Prompt: Return each item below verbatim, line for line, and omit the pictures from your output.

==== Raw data

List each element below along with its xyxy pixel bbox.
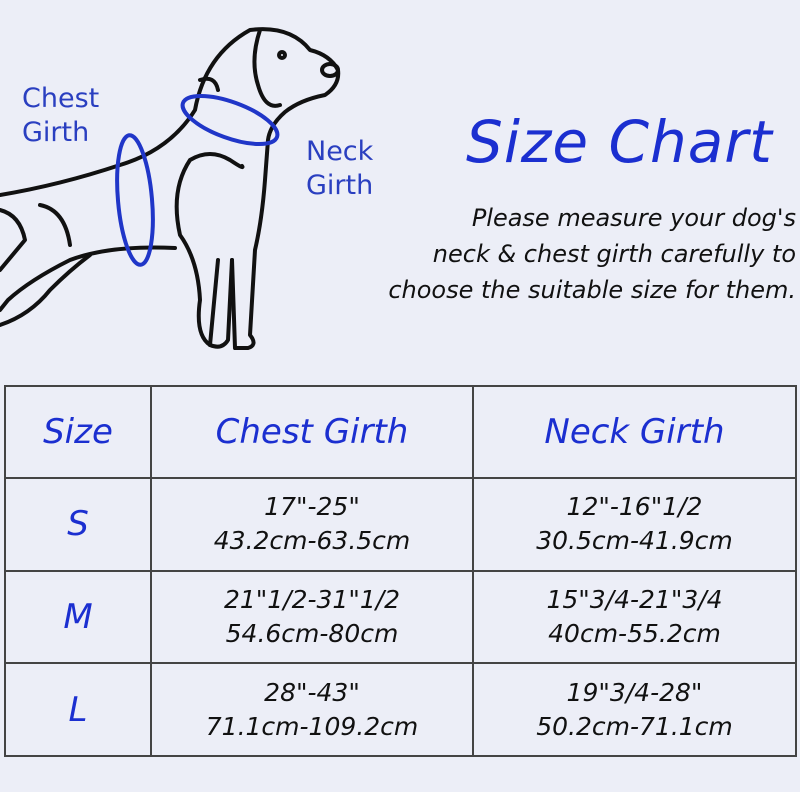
neck-cell: 15"3/4-21"3/4 40cm-55.2cm (472, 569, 797, 665)
cm: 50.2cm-71.1cm (536, 711, 733, 741)
size-cell: M (4, 569, 152, 665)
cm: 40cm-55.2cm (548, 618, 721, 648)
table-row: S 17"-25" 43.2cm-63.5cm 12"-16"1/2 30.5cm-… (4, 477, 797, 572)
table-header-row: Size Chest Girth Neck Girth (4, 385, 797, 479)
neck-label-line: Neck (306, 136, 374, 167)
header-neck-girth: Neck Girth (472, 385, 797, 479)
size-table: Size Chest Girth Neck Girth S 17"-25" 43.… (4, 385, 797, 757)
size-cell: S (4, 477, 152, 572)
neck-cell: 12"-16"1/2 30.5cm-41.9cm (472, 477, 797, 572)
cm: 54.6cm-80cm (225, 618, 399, 648)
chest-girth-label: Chest Girth (22, 82, 99, 150)
description-line: choose the suitable size for them. (388, 276, 796, 304)
chest-label-line: Girth (22, 117, 90, 148)
neck-label-line: Girth (306, 170, 374, 201)
cm: 71.1cm-109.2cm (205, 711, 419, 741)
inches: 17"-25" (264, 492, 360, 522)
inches: 12"-16"1/2 (566, 492, 703, 522)
cm: 43.2cm-63.5cm (213, 526, 411, 556)
chest-cell: 21"1/2-31"1/2 54.6cm-80cm (150, 569, 474, 665)
cm: 30.5cm-41.9cm (536, 526, 733, 556)
inches: 15"3/4-21"3/4 (546, 584, 723, 614)
size-cell: L (4, 662, 152, 757)
description-line: Please measure your dog's (471, 204, 796, 232)
inches: 19"3/4-28" (566, 677, 703, 707)
table-row: L 28"-43" 71.1cm-109.2cm 19"3/4-28" 50.2cm… (4, 662, 797, 757)
table-row: M 21"1/2-31"1/2 54.6cm-80cm 15"3/4-21"3/4… (4, 569, 797, 665)
chest-cell: 28"-43" 71.1cm-109.2cm (150, 662, 474, 757)
inches: 28"-43" (264, 677, 360, 707)
neck-girth-label: Neck Girth (306, 135, 373, 203)
header-size: Size (4, 385, 152, 479)
neck-cell: 19"3/4-28" 50.2cm-71.1cm (472, 662, 797, 757)
page-title: Size Chart (466, 108, 773, 176)
dog-illustration (0, 27, 341, 350)
chest-cell: 17"-25" 43.2cm-63.5cm (150, 477, 474, 572)
header-chest-girth: Chest Girth (150, 385, 474, 479)
inches: 21"1/2-31"1/2 (223, 584, 401, 614)
description-line: neck & chest girth carefully to (432, 240, 796, 268)
chest-label-line: Chest (22, 83, 100, 114)
description: Please measure your dog's neck & chest g… (296, 200, 796, 308)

========

Result of this task:
List each element below along with its xyxy pixel bbox.
neck-cell: 15"3/4-21"3/4 40cm-55.2cm (472, 569, 797, 665)
cm: 50.2cm-71.1cm (536, 711, 733, 741)
size-cell: M (4, 569, 152, 665)
cm: 40cm-55.2cm (548, 618, 721, 648)
table-row: S 17"-25" 43.2cm-63.5cm 12"-16"1/2 30.5cm-… (4, 477, 797, 572)
table-header-row: Size Chest Girth Neck Girth (4, 385, 797, 479)
neck-label-line: Neck (306, 136, 374, 167)
header-neck-girth: Neck Girth (472, 385, 797, 479)
size-table: Size Chest Girth Neck Girth S 17"-25" 43.… (4, 385, 797, 757)
size-cell: S (4, 477, 152, 572)
neck-cell: 12"-16"1/2 30.5cm-41.9cm (472, 477, 797, 572)
cm: 54.6cm-80cm (225, 618, 399, 648)
chest-girth-label: Chest Girth (22, 82, 99, 150)
description-line: choose the suitable size for them. (388, 276, 796, 304)
chest-label-line: Girth (22, 117, 90, 148)
neck-label-line: Girth (306, 170, 374, 201)
cm: 71.1cm-109.2cm (205, 711, 419, 741)
inches: 17"-25" (264, 492, 360, 522)
inches: 12"-16"1/2 (566, 492, 703, 522)
cm: 43.2cm-63.5cm (213, 526, 411, 556)
chest-cell: 21"1/2-31"1/2 54.6cm-80cm (150, 569, 474, 665)
cm: 30.5cm-41.9cm (536, 526, 733, 556)
inches: 15"3/4-21"3/4 (546, 584, 723, 614)
size-cell: L (4, 662, 152, 757)
description-line: Please measure your dog's (471, 204, 796, 232)
inches: 19"3/4-28" (566, 677, 703, 707)
table-row: L 28"-43" 71.1cm-109.2cm 19"3/4-28" 50.2cm… (4, 662, 797, 757)
table-row: M 21"1/2-31"1/2 54.6cm-80cm 15"3/4-21"3/4… (4, 569, 797, 665)
chest-cell: 28"-43" 71.1cm-109.2cm (150, 662, 474, 757)
inches: 28"-43" (264, 677, 360, 707)
neck-girth-label: Neck Girth (306, 135, 373, 203)
header-size: Size (4, 385, 152, 479)
neck-cell: 19"3/4-28" 50.2cm-71.1cm (472, 662, 797, 757)
page-title: Size Chart (466, 108, 773, 176)
dog-illustration (0, 27, 341, 350)
chest-cell: 17"-25" 43.2cm-63.5cm (150, 477, 474, 572)
header-chest-girth: Chest Girth (150, 385, 474, 479)
inches: 21"1/2-31"1/2 (223, 584, 401, 614)
description-line: neck & chest girth carefully to (432, 240, 796, 268)
chest-label-line: Chest (22, 83, 100, 114)
description: Please measure your dog's neck & chest g… (296, 200, 796, 308)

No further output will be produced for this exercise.